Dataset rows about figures
◆ ◆ ◆ ◆

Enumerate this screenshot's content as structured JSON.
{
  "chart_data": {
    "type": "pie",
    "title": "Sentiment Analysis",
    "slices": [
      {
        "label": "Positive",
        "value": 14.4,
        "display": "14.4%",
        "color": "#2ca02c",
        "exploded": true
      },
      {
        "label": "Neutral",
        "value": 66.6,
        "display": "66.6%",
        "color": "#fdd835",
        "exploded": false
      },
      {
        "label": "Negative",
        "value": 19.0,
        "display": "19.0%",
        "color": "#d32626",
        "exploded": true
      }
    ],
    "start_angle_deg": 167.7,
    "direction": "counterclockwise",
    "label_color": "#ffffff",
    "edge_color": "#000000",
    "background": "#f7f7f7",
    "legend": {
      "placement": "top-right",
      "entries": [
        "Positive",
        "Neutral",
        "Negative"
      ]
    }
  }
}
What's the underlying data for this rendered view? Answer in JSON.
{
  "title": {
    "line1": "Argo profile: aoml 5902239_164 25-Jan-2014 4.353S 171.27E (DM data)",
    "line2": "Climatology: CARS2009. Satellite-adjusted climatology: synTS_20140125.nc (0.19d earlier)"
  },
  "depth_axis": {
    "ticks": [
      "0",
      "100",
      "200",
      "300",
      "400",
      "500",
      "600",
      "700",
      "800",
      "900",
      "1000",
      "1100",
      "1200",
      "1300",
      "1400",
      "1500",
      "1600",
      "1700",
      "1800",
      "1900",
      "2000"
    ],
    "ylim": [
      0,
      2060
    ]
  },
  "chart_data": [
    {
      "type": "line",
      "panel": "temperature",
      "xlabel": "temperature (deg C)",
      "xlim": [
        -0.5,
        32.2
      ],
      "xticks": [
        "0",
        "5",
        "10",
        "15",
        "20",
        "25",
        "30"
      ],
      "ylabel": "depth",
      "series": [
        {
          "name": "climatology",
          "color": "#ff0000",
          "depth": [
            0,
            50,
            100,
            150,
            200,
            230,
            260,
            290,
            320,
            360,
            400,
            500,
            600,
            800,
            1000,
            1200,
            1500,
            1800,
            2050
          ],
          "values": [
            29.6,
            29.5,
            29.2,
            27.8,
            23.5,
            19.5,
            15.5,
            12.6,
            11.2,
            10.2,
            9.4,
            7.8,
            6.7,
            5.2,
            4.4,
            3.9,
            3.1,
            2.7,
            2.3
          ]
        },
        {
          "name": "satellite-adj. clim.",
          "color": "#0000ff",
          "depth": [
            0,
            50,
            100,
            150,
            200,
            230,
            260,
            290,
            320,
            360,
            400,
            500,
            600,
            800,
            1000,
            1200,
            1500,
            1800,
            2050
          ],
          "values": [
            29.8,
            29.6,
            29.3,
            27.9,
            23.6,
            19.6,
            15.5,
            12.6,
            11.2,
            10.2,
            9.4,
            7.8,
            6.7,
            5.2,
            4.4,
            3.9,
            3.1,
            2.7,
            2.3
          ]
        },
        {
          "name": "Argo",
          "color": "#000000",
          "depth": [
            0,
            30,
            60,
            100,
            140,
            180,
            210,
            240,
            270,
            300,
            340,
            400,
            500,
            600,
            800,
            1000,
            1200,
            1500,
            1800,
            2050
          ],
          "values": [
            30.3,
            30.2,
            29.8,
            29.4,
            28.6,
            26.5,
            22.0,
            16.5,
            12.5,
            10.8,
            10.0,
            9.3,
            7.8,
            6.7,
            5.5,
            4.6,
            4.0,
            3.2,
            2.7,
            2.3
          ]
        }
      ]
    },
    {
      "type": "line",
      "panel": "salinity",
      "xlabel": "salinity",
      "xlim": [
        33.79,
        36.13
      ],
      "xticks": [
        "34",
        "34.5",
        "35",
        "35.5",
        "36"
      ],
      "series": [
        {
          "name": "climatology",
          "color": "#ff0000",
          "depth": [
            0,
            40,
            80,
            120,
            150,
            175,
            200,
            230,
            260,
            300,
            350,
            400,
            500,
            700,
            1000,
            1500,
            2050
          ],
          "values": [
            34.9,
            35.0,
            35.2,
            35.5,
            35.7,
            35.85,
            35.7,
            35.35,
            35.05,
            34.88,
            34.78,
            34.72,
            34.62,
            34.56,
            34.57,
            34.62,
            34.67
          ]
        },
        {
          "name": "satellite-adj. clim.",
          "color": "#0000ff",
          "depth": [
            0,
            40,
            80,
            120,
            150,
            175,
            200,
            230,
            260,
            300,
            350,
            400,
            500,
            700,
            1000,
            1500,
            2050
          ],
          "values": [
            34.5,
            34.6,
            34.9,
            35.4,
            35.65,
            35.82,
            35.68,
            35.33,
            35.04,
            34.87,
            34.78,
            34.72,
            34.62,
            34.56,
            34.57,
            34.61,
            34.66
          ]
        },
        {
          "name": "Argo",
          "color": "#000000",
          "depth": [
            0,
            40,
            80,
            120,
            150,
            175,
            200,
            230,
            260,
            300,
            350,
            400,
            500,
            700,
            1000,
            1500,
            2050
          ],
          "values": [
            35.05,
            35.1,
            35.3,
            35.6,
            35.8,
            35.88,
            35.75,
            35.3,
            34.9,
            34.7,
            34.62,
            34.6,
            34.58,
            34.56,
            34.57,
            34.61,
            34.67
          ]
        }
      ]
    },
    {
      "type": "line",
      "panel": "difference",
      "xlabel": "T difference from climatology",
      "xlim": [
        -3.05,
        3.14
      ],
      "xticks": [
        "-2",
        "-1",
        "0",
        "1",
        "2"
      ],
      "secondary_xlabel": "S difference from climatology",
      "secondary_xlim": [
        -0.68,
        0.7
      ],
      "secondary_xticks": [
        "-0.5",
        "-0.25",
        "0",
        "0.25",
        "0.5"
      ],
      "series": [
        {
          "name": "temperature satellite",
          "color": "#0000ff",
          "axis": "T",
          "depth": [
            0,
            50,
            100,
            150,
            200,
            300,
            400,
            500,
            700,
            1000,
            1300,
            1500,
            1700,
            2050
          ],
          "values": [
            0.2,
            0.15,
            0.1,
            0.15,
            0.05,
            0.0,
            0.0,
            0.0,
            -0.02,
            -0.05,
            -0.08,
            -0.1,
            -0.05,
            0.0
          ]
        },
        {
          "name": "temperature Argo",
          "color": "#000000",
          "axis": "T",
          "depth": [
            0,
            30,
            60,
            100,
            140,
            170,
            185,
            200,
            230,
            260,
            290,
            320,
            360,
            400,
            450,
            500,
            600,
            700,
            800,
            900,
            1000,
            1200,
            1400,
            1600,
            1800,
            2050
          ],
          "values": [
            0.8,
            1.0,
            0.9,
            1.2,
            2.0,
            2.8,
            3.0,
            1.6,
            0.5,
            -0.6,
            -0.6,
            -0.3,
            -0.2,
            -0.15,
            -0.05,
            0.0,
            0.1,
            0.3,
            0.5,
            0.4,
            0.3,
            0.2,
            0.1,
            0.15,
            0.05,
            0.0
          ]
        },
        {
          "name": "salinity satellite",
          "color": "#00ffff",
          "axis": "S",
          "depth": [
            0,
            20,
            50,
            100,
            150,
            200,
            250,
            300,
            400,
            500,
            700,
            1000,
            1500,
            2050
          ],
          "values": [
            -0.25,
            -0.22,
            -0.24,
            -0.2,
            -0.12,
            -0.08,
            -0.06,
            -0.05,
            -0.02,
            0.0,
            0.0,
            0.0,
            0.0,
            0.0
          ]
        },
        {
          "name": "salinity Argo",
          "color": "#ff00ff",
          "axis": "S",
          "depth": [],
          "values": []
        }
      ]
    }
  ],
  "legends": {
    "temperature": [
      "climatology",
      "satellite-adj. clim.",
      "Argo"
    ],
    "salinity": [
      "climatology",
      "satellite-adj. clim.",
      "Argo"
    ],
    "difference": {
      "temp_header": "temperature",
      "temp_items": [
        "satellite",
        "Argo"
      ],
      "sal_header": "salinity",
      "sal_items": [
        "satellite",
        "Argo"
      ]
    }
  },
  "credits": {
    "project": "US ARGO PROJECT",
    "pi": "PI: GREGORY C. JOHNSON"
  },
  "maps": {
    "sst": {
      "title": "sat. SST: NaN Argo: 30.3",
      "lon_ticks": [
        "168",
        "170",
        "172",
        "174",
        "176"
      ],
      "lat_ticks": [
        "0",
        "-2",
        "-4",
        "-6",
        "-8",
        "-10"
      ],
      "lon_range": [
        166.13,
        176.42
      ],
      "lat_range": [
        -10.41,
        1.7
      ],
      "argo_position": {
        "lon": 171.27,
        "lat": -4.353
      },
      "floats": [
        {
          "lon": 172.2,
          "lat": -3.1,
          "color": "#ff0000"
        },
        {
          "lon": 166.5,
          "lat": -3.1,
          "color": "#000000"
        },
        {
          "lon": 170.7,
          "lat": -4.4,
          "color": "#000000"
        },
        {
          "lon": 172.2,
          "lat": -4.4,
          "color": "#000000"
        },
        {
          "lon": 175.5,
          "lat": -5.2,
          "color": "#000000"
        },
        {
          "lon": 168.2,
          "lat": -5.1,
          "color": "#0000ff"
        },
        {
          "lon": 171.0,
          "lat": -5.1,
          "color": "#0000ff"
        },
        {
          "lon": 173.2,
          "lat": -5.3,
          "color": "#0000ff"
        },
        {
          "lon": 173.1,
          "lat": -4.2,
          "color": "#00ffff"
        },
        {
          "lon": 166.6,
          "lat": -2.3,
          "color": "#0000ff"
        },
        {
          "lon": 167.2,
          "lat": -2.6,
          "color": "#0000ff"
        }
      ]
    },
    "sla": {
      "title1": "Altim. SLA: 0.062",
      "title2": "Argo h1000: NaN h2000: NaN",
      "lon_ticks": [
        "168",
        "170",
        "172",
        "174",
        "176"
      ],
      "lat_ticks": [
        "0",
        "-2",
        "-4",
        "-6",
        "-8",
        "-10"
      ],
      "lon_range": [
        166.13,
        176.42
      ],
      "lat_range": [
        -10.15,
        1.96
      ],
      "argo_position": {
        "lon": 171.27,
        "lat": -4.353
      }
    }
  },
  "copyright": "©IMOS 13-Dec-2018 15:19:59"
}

◆ ◆ ◆ ◆

**Required task:**
Looking at the records above, say how many lines hold the string "difference". Write nothing but the number.

**Answer for the task:**
4